TASK BRIEF
In the listing below, find every line with the string "this" and pull it out.

EXERCISE DATA
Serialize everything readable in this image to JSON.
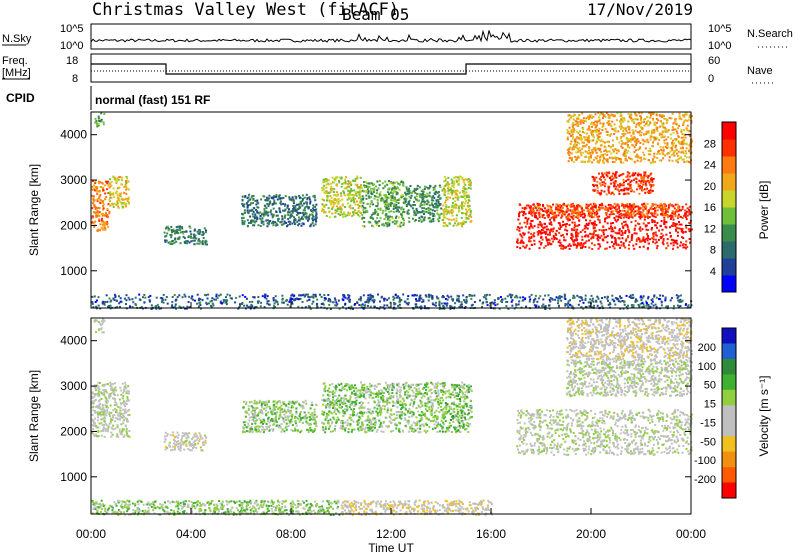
{
  "header": {
    "station": "Christmas Valley West (fitACF)",
    "beam": "Beam 05",
    "date": "17/Nov/2019"
  },
  "noise_panel": {
    "left_label": "N.Sky",
    "right_label": "N.Search",
    "left_ticks": [
      "10^5",
      "10^0"
    ],
    "right_ticks": [
      "10^5",
      "10^0"
    ]
  },
  "freq_panel": {
    "left_label_line1": "Freq.",
    "left_label_line2": "[MHz]",
    "left_ticks": [
      "18",
      "8"
    ],
    "right_ticks": [
      "60",
      "0"
    ],
    "right_label": "Nave"
  },
  "cpid": {
    "label": "CPID",
    "program": "normal (fast) 151 RF"
  },
  "colors": {
    "noise_line": "#000000",
    "freq_line": "#000000",
    "power_scale": [
      "#0000ff",
      "#1f3f99",
      "#2c6b6b",
      "#3a8c4a",
      "#6fbf3a",
      "#c8d52a",
      "#f0a818",
      "#ff7a10",
      "#ff3000",
      "#ff0000"
    ],
    "velocity_scale": [
      "#1010c0",
      "#2060d0",
      "#2f8a3a",
      "#40b030",
      "#90d040",
      "#c0c0c0",
      "#c0c0c0",
      "#f0c020",
      "#f09010",
      "#ff5a00",
      "#ff0000"
    ]
  },
  "chart_data": [
    {
      "type": "heatmap",
      "name": "Power",
      "x_ticks": [
        "00:00",
        "04:00",
        "08:00",
        "12:00",
        "16:00",
        "20:00",
        "00:00"
      ],
      "xlim_hours": [
        0,
        24
      ],
      "y_ticks": [
        "1000",
        "2000",
        "3000",
        "4000"
      ],
      "ylim": [
        180,
        4500
      ],
      "ylabel": "Slant Range [km]",
      "colorbar": {
        "label": "Power [dB]",
        "ticks": [
          "4",
          "8",
          "12",
          "16",
          "20",
          "24",
          "28"
        ],
        "range": [
          0,
          30
        ]
      },
      "blobs": [
        {
          "t": [
            0.0,
            0.7
          ],
          "r": [
            1900,
            3000
          ],
          "value": 22
        },
        {
          "t": [
            0.7,
            1.5
          ],
          "r": [
            2400,
            3100
          ],
          "value": 18
        },
        {
          "t": [
            0.1,
            0.5
          ],
          "r": [
            4200,
            4500
          ],
          "value": 12
        },
        {
          "t": [
            2.9,
            4.6
          ],
          "r": [
            1600,
            2000
          ],
          "value": 9
        },
        {
          "t": [
            6.0,
            9.0
          ],
          "r": [
            2000,
            2700
          ],
          "value": 8
        },
        {
          "t": [
            9.2,
            10.8
          ],
          "r": [
            2200,
            3100
          ],
          "value": 16
        },
        {
          "t": [
            10.8,
            12.5
          ],
          "r": [
            2000,
            3000
          ],
          "value": 12
        },
        {
          "t": [
            12.5,
            14.0
          ],
          "r": [
            2100,
            2900
          ],
          "value": 10
        },
        {
          "t": [
            14.0,
            15.2
          ],
          "r": [
            2000,
            3100
          ],
          "value": 16
        },
        {
          "t": [
            17.0,
            24.0
          ],
          "r": [
            1500,
            2500
          ],
          "value": 28
        },
        {
          "t": [
            17.5,
            23.5
          ],
          "r": [
            2200,
            2500
          ],
          "value": 24
        },
        {
          "t": [
            20.0,
            22.5
          ],
          "r": [
            2700,
            3200
          ],
          "value": 26
        },
        {
          "t": [
            19.0,
            24.0
          ],
          "r": [
            3400,
            4500
          ],
          "value": 20
        },
        {
          "t": [
            0.0,
            24.0
          ],
          "r": [
            180,
            500
          ],
          "value": 6
        }
      ]
    },
    {
      "type": "heatmap",
      "name": "Velocity",
      "x_ticks": [
        "00:00",
        "04:00",
        "08:00",
        "12:00",
        "16:00",
        "20:00",
        "00:00"
      ],
      "xlim_hours": [
        0,
        24
      ],
      "xlabel": "Time UT",
      "y_ticks": [
        "1000",
        "2000",
        "3000",
        "4000"
      ],
      "ylim": [
        180,
        4500
      ],
      "ylabel": "Slant Range [km]",
      "colorbar": {
        "label": "Velocity [m s⁻¹]",
        "ticks": [
          "200",
          "100",
          "50",
          "15",
          "-15",
          "-50",
          "-100",
          "-200"
        ],
        "range": [
          -250,
          250
        ]
      },
      "blobs": [
        {
          "t": [
            0.0,
            1.5
          ],
          "r": [
            1900,
            3100
          ],
          "value": 0
        },
        {
          "t": [
            0.1,
            0.5
          ],
          "r": [
            4200,
            4500
          ],
          "value": 0
        },
        {
          "t": [
            2.9,
            4.6
          ],
          "r": [
            1600,
            2000
          ],
          "value": -30
        },
        {
          "t": [
            6.0,
            9.0
          ],
          "r": [
            2000,
            2700
          ],
          "value": 40
        },
        {
          "t": [
            9.2,
            14.0
          ],
          "r": [
            2000,
            3100
          ],
          "value": 45
        },
        {
          "t": [
            14.0,
            15.2
          ],
          "r": [
            2000,
            3100
          ],
          "value": 60
        },
        {
          "t": [
            17.0,
            24.0
          ],
          "r": [
            1500,
            2500
          ],
          "value": 0
        },
        {
          "t": [
            19.0,
            24.0
          ],
          "r": [
            2800,
            3600
          ],
          "value": 0
        },
        {
          "t": [
            19.0,
            24.0
          ],
          "r": [
            3600,
            4500
          ],
          "value": -40
        },
        {
          "t": [
            0.0,
            10.0
          ],
          "r": [
            180,
            500
          ],
          "value": 40
        },
        {
          "t": [
            10.0,
            16.0
          ],
          "r": [
            180,
            500
          ],
          "value": -40
        }
      ]
    }
  ]
}
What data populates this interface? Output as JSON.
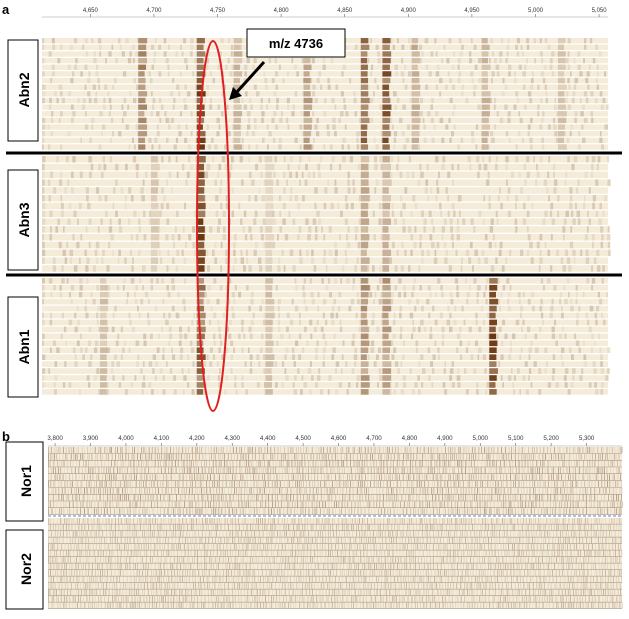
{
  "panels": [
    {
      "id": "a",
      "letter": "a",
      "axis": {
        "ticks": [
          4650,
          4700,
          4750,
          4800,
          4850,
          4900,
          4950,
          5000,
          5050
        ],
        "tick_labels": [
          "4,650",
          "4,700",
          "4,750",
          "4,800",
          "4,850",
          "4,900",
          "4,950",
          "5,000",
          "5,050"
        ],
        "min": 4612,
        "max": 5057
      },
      "groups": [
        {
          "label": "Abn2",
          "rows": 17,
          "peaks": [
            {
              "mz": 4690,
              "int": 0.55
            },
            {
              "mz": 4736,
              "int": 0.95
            },
            {
              "mz": 4765,
              "int": 0.3
            },
            {
              "mz": 4820,
              "int": 0.45
            },
            {
              "mz": 4865,
              "int": 0.75
            },
            {
              "mz": 4882,
              "int": 0.8
            },
            {
              "mz": 4905,
              "int": 0.35
            },
            {
              "mz": 4960,
              "int": 0.3
            },
            {
              "mz": 5020,
              "int": 0.25
            }
          ]
        },
        {
          "label": "Abn3",
          "rows": 15,
          "peaks": [
            {
              "mz": 4736,
              "int": 0.9
            },
            {
              "mz": 4700,
              "int": 0.2
            },
            {
              "mz": 4865,
              "int": 0.35
            },
            {
              "mz": 4882,
              "int": 0.3
            },
            {
              "mz": 4790,
              "int": 0.15
            }
          ]
        },
        {
          "label": "Abn1",
          "rows": 17,
          "peaks": [
            {
              "mz": 4736,
              "int": 0.75
            },
            {
              "mz": 4966,
              "int": 0.95
            },
            {
              "mz": 4865,
              "int": 0.5
            },
            {
              "mz": 4882,
              "int": 0.45
            },
            {
              "mz": 4660,
              "int": 0.25
            },
            {
              "mz": 4790,
              "int": 0.25
            }
          ]
        }
      ],
      "annotation": {
        "text": "m/z 4736",
        "mz": 4736
      }
    },
    {
      "id": "b",
      "letter": "b",
      "axis": {
        "ticks": [
          3800,
          3900,
          4000,
          4100,
          4200,
          4300,
          4400,
          4500,
          4600,
          4700,
          4800,
          4900,
          5000,
          5100,
          5200,
          5300
        ],
        "tick_labels": [
          "3,800",
          "3,900",
          "4,000",
          "4,100",
          "4,200",
          "4,300",
          "4,400",
          "4,500",
          "4,600",
          "4,700",
          "4,800",
          "4,900",
          "5,000",
          "5,100",
          "5,200",
          "5,300"
        ],
        "min": 3780,
        "max": 5400
      },
      "groups": [
        {
          "label": "Nor1",
          "rows": 10
        },
        {
          "label": "Nor2",
          "rows": 14
        }
      ]
    }
  ],
  "colors": {
    "background": "#ffffff",
    "lane_base": "#f4ecd9",
    "peak_dark": "#6b3610",
    "divider": "#000000",
    "highlight": "#e02020"
  }
}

CORRECT RESPONSE
Serialize everything readable in this image to JSON.
What data populates this interface? Output as JSON.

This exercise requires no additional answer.